— BEGIN —

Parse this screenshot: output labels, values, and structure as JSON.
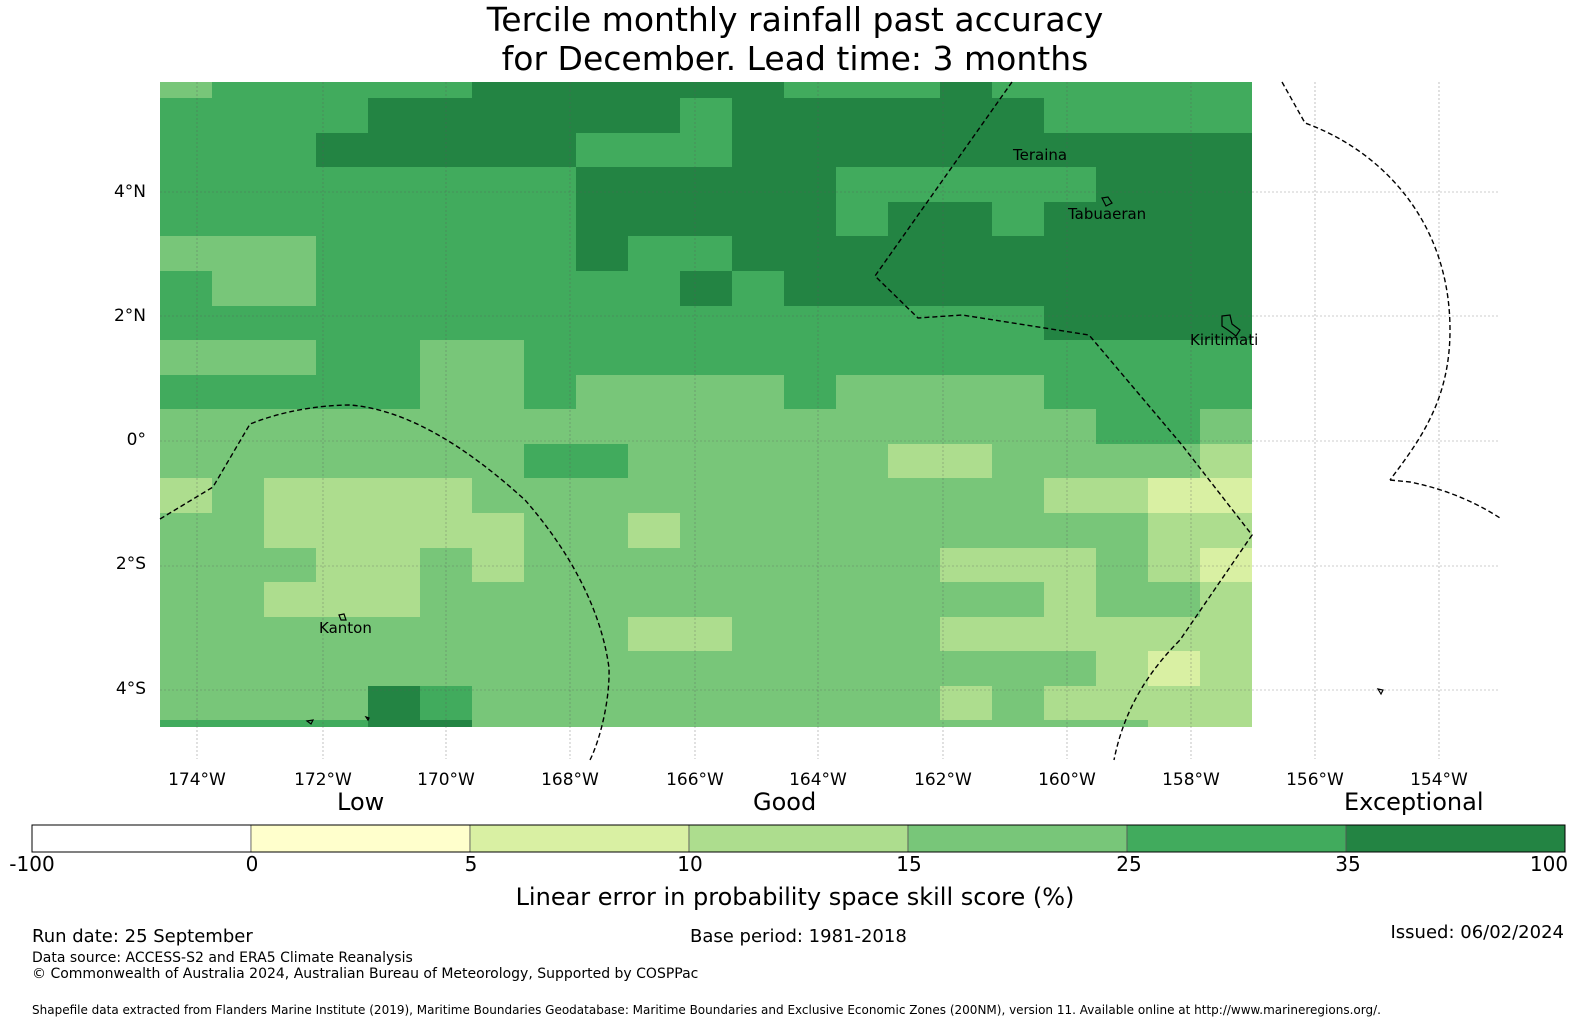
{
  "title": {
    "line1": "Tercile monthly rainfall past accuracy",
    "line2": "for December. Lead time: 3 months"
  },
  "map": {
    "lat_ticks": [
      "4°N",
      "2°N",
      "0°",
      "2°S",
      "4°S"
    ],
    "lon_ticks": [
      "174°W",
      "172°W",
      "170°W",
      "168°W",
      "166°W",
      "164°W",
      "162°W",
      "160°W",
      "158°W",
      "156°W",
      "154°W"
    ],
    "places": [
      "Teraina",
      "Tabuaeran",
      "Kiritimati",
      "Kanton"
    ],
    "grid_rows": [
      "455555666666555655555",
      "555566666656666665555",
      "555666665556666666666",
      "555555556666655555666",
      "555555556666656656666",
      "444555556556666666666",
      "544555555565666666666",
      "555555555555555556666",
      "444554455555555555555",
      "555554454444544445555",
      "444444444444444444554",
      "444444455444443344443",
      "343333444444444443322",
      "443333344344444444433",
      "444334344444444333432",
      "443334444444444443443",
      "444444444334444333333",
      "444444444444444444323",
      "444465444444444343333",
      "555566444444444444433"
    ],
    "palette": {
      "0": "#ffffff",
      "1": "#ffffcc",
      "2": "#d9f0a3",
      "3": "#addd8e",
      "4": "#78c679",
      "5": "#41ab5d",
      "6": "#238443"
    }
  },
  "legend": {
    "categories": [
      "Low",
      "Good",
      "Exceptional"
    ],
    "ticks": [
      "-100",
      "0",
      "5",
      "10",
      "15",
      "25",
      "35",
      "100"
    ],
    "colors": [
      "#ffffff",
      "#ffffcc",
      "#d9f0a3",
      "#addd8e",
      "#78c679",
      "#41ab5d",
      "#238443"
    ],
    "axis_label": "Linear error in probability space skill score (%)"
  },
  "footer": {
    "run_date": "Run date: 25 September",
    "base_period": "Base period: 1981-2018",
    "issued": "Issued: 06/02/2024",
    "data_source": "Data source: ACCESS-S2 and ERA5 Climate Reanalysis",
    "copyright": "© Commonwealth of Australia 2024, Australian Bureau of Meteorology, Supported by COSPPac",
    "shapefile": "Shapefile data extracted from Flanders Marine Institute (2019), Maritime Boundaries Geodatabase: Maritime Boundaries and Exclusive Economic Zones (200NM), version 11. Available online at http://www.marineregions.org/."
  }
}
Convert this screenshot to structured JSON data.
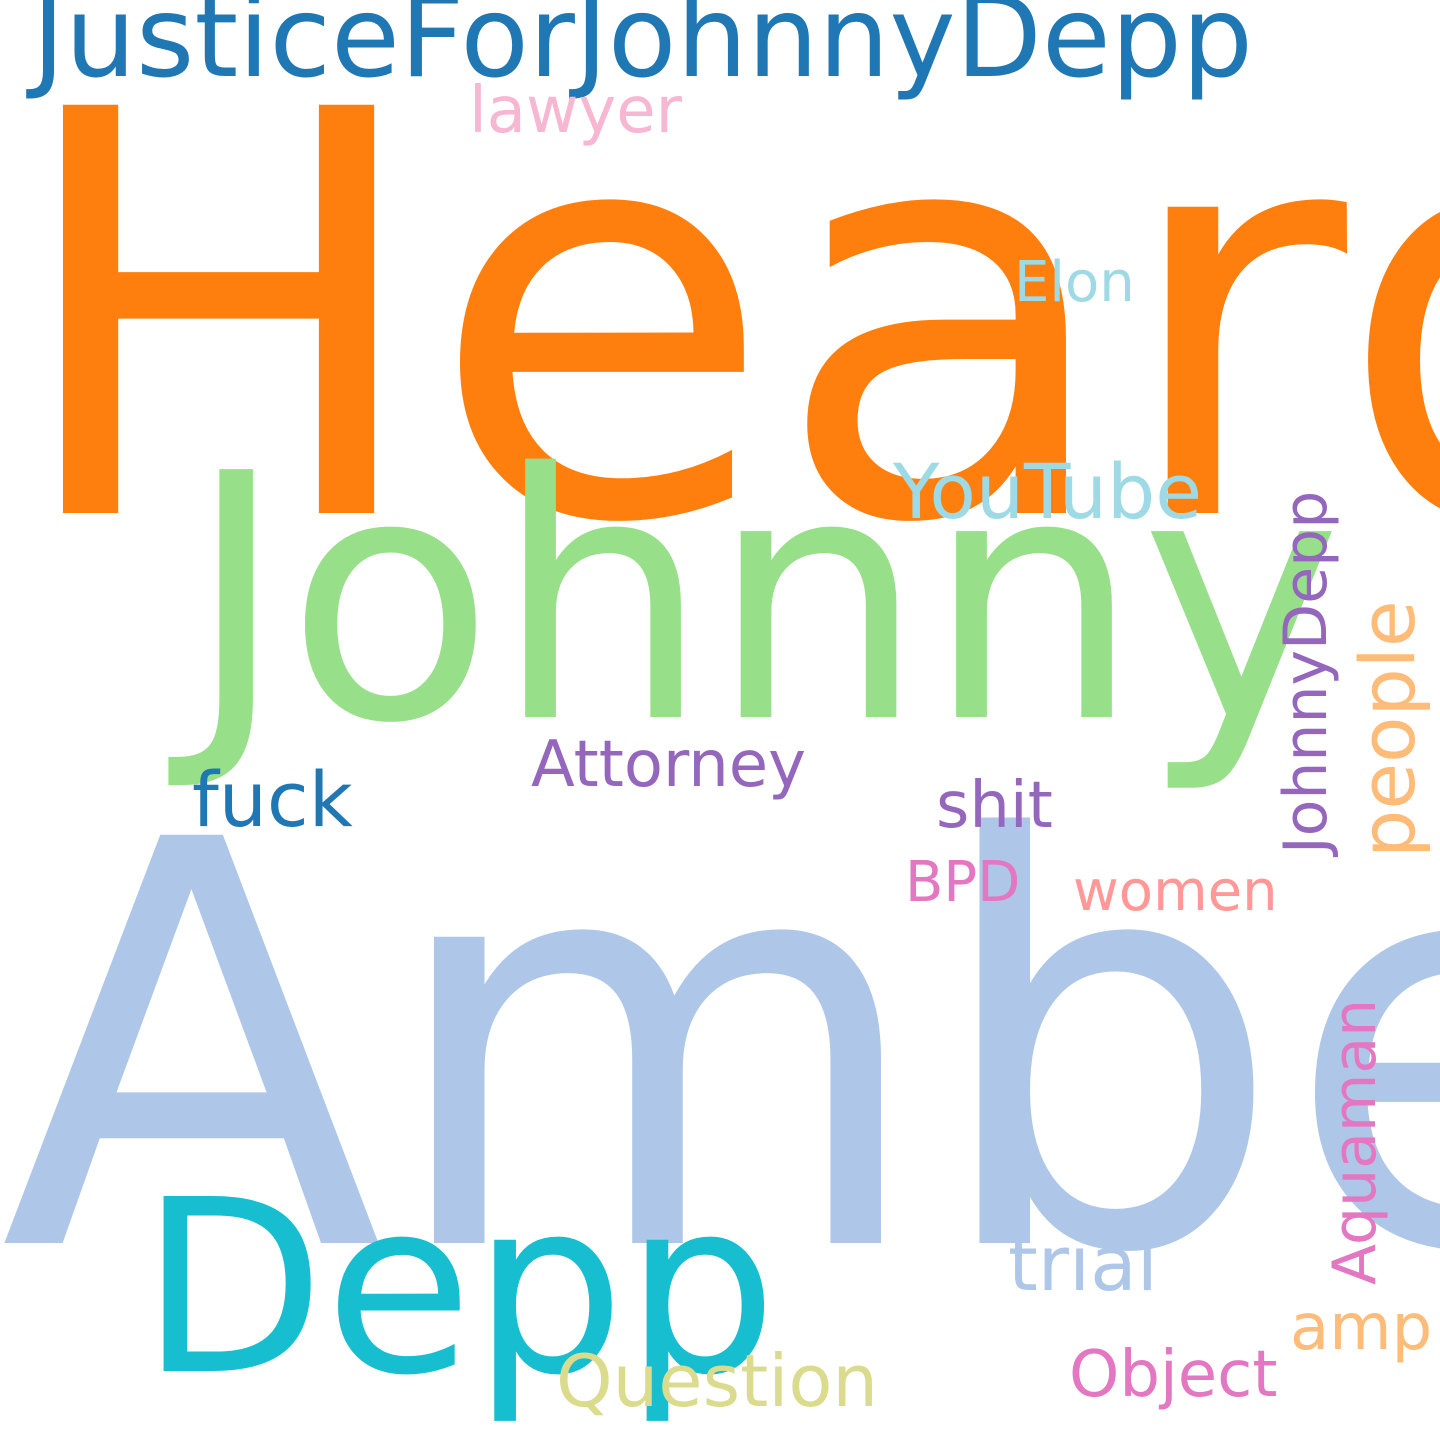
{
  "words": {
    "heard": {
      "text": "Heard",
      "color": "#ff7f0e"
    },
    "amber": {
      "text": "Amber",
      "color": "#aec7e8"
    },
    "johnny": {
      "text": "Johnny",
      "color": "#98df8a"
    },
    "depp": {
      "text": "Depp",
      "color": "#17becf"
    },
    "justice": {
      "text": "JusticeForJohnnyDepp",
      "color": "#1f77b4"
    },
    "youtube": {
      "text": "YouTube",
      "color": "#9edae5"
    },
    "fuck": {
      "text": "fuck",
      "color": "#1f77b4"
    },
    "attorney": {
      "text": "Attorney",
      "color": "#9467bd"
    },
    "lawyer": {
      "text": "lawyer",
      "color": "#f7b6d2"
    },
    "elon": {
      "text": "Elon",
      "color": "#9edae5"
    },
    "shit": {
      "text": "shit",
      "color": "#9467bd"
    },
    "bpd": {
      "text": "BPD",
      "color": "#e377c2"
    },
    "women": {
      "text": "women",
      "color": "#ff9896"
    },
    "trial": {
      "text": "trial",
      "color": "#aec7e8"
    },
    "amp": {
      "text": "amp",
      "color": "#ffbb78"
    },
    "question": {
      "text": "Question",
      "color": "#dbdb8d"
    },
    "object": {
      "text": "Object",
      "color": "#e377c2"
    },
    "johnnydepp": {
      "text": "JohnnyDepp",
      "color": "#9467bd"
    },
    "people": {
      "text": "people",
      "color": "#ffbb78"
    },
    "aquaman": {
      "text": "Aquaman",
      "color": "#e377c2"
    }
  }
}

— END —

The problem: Copy every record above exactly as written, but leave out the pictures.

Task output:
Parse this screenshot: output labels, values, and structure as JSON.
{
  "title": {
    "line1": "Tercile monthly rainfall past accuracy",
    "line2": "for December. Lead time: 3 months"
  },
  "map": {
    "lat_ticks": [
      "4°N",
      "2°N",
      "0°",
      "2°S",
      "4°S"
    ],
    "lon_ticks": [
      "174°W",
      "172°W",
      "170°W",
      "168°W",
      "166°W",
      "164°W",
      "162°W",
      "160°W",
      "158°W",
      "156°W",
      "154°W"
    ],
    "places": [
      "Teraina",
      "Tabuaeran",
      "Kiritimati",
      "Kanton"
    ],
    "grid_rows": [
      "455555666666555655555",
      "555566666656666665555",
      "555666665556666666666",
      "555555556666655555666",
      "555555556666656656666",
      "444555556556666666666",
      "544555555565666666666",
      "555555555555555556666",
      "444554455555555555555",
      "555554454444544445555",
      "444444444444444444554",
      "444444455444443344443",
      "343333444444444443322",
      "443333344344444444433",
      "444334344444444333432",
      "443334444444444443443",
      "444444444334444333333",
      "444444444444444444323",
      "444465444444444343333",
      "555566444444444444433"
    ],
    "palette": {
      "0": "#ffffff",
      "1": "#ffffcc",
      "2": "#d9f0a3",
      "3": "#addd8e",
      "4": "#78c679",
      "5": "#41ab5d",
      "6": "#238443"
    }
  },
  "legend": {
    "categories": [
      "Low",
      "Good",
      "Exceptional"
    ],
    "ticks": [
      "-100",
      "0",
      "5",
      "10",
      "15",
      "25",
      "35",
      "100"
    ],
    "colors": [
      "#ffffff",
      "#ffffcc",
      "#d9f0a3",
      "#addd8e",
      "#78c679",
      "#41ab5d",
      "#238443"
    ],
    "axis_label": "Linear error in probability space skill score (%)"
  },
  "footer": {
    "run_date": "Run date: 25 September",
    "base_period": "Base period: 1981-2018",
    "issued": "Issued: 06/02/2024",
    "data_source": "Data source: ACCESS-S2 and ERA5 Climate Reanalysis",
    "copyright": "© Commonwealth of Australia 2024, Australian Bureau of Meteorology, Supported by COSPPac",
    "shapefile": "Shapefile data extracted from Flanders Marine Institute (2019), Maritime Boundaries Geodatabase: Maritime Boundaries and Exclusive Economic Zones (200NM), version 11. Available online at http://www.marineregions.org/."
  }
}
Convert this screenshot to structured JSON data.
{
  "words": {
    "heard": {
      "text": "Heard",
      "color": "#ff7f0e"
    },
    "amber": {
      "text": "Amber",
      "color": "#aec7e8"
    },
    "johnny": {
      "text": "Johnny",
      "color": "#98df8a"
    },
    "depp": {
      "text": "Depp",
      "color": "#17becf"
    },
    "justice": {
      "text": "JusticeForJohnnyDepp",
      "color": "#1f77b4"
    },
    "youtube": {
      "text": "YouTube",
      "color": "#9edae5"
    },
    "fuck": {
      "text": "fuck",
      "color": "#1f77b4"
    },
    "attorney": {
      "text": "Attorney",
      "color": "#9467bd"
    },
    "lawyer": {
      "text": "lawyer",
      "color": "#f7b6d2"
    },
    "elon": {
      "text": "Elon",
      "color": "#9edae5"
    },
    "shit": {
      "text": "shit",
      "color": "#9467bd"
    },
    "bpd": {
      "text": "BPD",
      "color": "#e377c2"
    },
    "women": {
      "text": "women",
      "color": "#ff9896"
    },
    "trial": {
      "text": "trial",
      "color": "#aec7e8"
    },
    "amp": {
      "text": "amp",
      "color": "#ffbb78"
    },
    "question": {
      "text": "Question",
      "color": "#dbdb8d"
    },
    "object": {
      "text": "Object",
      "color": "#e377c2"
    },
    "johnnydepp": {
      "text": "JohnnyDepp",
      "color": "#9467bd"
    },
    "people": {
      "text": "people",
      "color": "#ffbb78"
    },
    "aquaman": {
      "text": "Aquaman",
      "color": "#e377c2"
    }
  }
}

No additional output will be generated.